Begin Extracted entries

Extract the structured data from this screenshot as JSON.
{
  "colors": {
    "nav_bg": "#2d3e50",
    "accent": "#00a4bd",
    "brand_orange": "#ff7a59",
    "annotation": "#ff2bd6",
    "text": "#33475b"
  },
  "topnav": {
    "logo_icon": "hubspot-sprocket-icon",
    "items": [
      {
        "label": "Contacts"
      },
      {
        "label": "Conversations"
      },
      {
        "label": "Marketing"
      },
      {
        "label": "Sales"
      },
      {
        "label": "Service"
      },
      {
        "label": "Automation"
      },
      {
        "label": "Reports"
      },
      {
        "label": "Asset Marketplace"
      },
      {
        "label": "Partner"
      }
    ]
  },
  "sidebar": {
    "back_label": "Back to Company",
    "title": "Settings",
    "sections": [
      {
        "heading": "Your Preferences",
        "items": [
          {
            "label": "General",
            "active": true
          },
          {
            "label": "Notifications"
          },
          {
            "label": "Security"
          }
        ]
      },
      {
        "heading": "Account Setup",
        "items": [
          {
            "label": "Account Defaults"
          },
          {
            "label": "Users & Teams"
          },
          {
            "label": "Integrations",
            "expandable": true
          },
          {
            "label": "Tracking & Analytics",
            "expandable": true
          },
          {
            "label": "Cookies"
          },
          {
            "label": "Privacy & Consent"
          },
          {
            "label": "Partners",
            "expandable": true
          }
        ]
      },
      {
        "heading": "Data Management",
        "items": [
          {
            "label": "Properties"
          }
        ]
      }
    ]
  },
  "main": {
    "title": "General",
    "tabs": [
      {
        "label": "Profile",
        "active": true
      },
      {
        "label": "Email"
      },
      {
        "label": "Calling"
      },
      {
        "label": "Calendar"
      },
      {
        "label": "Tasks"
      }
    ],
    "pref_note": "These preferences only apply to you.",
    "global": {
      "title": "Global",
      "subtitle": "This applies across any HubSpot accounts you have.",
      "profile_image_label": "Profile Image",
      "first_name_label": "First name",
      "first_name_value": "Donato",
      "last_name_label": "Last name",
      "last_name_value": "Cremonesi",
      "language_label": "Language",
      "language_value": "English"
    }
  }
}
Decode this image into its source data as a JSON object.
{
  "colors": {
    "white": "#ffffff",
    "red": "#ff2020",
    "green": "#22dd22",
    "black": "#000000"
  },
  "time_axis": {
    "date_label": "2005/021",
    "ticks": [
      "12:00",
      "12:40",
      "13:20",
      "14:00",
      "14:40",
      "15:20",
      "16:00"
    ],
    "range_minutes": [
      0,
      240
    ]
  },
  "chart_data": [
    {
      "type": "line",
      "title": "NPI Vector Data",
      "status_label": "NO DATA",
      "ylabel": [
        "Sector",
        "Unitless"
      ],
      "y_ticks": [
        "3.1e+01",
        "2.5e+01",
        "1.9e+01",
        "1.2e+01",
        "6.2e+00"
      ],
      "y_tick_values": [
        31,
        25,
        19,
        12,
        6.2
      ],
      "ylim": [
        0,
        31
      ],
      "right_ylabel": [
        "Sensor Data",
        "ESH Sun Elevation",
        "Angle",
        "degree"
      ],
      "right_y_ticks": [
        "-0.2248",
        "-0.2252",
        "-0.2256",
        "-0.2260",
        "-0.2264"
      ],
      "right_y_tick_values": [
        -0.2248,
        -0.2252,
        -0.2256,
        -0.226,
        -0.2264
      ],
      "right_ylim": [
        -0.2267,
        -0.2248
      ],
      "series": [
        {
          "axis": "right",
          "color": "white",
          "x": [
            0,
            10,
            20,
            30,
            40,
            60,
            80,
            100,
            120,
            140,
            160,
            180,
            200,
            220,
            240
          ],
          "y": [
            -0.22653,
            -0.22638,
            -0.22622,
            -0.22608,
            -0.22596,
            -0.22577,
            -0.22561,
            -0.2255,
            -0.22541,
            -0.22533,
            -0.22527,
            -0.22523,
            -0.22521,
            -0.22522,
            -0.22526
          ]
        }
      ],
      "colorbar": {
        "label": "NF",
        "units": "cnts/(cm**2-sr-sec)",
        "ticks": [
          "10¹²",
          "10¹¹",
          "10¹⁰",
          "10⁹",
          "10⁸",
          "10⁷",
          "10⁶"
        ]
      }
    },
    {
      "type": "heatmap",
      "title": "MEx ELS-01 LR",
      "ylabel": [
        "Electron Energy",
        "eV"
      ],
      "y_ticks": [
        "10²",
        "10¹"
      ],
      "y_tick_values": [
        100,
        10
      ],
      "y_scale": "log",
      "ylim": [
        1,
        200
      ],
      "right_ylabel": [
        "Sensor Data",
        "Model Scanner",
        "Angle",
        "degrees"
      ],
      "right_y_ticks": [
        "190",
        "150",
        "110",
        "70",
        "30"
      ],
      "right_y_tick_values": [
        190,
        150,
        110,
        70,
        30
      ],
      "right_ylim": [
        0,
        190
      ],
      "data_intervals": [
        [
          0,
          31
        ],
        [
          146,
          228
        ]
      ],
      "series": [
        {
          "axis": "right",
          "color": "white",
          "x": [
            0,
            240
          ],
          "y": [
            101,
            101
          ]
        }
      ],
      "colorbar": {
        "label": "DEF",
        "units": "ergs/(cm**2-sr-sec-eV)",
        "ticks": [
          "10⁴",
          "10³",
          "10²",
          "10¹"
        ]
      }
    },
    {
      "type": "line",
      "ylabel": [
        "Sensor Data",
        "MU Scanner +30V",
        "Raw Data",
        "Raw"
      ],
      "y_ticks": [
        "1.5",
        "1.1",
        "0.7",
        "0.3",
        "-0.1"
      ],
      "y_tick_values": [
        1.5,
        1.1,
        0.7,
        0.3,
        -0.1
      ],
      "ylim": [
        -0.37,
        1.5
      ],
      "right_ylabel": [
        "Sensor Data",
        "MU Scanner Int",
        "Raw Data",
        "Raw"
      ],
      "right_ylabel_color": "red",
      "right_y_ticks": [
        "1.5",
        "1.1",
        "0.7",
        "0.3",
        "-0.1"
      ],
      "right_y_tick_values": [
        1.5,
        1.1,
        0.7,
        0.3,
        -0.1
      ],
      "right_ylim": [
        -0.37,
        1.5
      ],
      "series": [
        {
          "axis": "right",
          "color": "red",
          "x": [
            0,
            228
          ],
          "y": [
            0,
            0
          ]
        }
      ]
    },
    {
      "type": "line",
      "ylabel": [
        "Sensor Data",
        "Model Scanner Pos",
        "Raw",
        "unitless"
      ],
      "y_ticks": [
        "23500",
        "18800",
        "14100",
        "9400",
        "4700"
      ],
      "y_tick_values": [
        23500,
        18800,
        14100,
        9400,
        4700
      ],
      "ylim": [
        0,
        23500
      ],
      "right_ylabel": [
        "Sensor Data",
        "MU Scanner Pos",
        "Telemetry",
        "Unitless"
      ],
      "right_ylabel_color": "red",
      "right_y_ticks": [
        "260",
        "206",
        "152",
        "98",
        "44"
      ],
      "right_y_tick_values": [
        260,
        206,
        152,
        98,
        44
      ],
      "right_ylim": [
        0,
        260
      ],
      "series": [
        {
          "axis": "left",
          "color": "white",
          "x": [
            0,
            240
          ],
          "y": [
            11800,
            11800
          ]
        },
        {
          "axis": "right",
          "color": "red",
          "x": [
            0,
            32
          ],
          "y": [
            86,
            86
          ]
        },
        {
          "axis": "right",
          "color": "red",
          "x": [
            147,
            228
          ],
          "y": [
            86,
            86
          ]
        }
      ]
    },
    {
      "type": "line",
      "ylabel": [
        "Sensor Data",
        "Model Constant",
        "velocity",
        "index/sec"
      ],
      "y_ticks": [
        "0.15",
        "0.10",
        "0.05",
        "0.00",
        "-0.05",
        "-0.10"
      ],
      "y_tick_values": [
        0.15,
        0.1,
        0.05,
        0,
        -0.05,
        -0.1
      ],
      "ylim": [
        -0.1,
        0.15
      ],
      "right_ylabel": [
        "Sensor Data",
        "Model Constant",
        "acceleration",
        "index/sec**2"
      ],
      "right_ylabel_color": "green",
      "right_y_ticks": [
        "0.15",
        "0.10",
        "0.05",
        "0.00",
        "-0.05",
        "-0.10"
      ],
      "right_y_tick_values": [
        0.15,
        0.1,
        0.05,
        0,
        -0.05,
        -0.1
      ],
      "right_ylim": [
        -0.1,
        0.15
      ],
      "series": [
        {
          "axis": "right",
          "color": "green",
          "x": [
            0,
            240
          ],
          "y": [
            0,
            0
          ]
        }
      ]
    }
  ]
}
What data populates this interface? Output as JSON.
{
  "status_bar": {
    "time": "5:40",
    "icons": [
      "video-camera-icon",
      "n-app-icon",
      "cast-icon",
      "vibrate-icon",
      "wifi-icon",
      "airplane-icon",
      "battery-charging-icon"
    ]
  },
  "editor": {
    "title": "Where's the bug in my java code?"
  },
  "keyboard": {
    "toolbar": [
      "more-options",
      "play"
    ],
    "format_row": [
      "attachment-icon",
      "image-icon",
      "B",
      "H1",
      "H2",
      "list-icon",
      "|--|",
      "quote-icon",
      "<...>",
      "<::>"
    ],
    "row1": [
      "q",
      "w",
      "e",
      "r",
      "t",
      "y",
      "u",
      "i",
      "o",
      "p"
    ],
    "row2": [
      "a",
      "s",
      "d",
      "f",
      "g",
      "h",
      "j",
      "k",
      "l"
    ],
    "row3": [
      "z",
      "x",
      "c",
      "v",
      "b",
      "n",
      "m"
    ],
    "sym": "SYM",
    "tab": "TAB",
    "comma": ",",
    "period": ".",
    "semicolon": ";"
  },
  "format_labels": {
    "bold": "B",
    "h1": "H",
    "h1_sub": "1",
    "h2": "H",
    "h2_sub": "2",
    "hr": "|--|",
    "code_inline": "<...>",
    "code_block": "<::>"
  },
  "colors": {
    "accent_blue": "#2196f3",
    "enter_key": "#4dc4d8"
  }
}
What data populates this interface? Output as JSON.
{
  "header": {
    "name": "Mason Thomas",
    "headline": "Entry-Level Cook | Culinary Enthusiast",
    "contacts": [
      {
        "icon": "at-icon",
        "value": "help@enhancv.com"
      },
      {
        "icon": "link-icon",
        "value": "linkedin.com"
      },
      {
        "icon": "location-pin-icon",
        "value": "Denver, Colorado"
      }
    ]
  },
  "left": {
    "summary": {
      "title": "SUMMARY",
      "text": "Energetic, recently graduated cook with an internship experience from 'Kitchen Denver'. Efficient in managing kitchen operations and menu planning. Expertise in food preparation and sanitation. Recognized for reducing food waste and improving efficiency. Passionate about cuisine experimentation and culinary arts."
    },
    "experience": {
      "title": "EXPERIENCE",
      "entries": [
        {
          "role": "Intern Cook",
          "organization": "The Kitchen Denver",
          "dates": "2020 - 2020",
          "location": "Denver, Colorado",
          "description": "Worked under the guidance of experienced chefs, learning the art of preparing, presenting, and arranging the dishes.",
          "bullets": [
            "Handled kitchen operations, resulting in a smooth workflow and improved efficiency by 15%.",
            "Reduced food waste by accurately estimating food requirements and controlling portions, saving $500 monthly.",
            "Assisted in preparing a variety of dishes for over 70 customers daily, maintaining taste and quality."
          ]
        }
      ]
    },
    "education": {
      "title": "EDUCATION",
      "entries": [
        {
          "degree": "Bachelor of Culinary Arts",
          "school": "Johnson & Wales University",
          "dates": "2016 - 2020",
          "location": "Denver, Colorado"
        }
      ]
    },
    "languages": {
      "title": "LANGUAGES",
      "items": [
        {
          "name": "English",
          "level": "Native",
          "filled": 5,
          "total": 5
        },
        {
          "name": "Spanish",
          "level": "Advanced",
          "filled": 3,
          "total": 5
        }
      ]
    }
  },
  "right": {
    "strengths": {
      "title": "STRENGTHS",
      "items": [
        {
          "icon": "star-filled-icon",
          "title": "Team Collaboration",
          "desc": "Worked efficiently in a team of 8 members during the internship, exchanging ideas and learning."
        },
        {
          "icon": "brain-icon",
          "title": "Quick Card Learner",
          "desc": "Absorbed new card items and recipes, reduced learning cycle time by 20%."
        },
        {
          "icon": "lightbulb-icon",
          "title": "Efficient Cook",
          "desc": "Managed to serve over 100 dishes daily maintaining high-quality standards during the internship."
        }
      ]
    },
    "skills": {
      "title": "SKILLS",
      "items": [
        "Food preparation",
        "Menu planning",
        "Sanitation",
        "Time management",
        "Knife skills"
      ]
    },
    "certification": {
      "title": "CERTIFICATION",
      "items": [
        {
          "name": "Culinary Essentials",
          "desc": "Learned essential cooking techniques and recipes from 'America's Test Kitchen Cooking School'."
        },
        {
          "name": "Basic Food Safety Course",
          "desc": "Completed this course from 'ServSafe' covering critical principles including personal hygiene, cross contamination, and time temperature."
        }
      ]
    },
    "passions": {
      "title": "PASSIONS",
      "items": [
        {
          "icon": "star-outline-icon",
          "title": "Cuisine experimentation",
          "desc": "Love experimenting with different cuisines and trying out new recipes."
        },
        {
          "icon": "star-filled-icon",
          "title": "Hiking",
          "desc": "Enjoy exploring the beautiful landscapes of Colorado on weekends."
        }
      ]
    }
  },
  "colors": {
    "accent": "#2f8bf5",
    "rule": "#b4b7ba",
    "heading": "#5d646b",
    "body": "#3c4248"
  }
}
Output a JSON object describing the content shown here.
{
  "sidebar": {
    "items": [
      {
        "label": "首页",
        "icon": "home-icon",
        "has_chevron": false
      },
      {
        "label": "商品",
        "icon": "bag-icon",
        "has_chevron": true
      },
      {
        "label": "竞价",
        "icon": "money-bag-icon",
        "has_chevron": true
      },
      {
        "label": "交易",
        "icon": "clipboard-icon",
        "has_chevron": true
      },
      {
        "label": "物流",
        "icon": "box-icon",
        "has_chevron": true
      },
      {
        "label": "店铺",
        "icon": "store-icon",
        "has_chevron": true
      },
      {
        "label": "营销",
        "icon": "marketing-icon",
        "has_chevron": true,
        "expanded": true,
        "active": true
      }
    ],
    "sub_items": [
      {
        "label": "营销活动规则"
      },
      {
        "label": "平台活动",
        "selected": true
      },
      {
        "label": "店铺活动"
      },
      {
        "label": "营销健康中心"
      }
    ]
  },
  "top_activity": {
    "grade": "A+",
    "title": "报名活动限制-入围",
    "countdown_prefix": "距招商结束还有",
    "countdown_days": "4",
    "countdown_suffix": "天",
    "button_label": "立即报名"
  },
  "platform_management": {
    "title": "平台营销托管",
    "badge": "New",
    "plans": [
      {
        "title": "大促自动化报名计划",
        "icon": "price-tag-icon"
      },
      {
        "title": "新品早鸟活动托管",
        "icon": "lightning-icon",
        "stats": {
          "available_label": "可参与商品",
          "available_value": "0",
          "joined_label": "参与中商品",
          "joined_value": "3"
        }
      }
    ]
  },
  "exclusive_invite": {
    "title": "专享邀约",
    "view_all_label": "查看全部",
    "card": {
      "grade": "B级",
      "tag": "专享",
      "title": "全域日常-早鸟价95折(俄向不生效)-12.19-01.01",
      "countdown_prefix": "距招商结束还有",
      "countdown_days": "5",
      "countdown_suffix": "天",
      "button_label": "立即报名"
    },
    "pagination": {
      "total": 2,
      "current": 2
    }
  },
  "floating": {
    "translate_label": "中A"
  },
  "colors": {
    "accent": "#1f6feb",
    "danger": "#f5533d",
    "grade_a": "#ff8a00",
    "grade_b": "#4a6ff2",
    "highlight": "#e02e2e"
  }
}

End Extracted entries

__Task directions__
Keep only the lines that hold the string "Profile", and copy them out.

__Solution__
        "label": "Profile",
      "profile_image_label": "Profile Image",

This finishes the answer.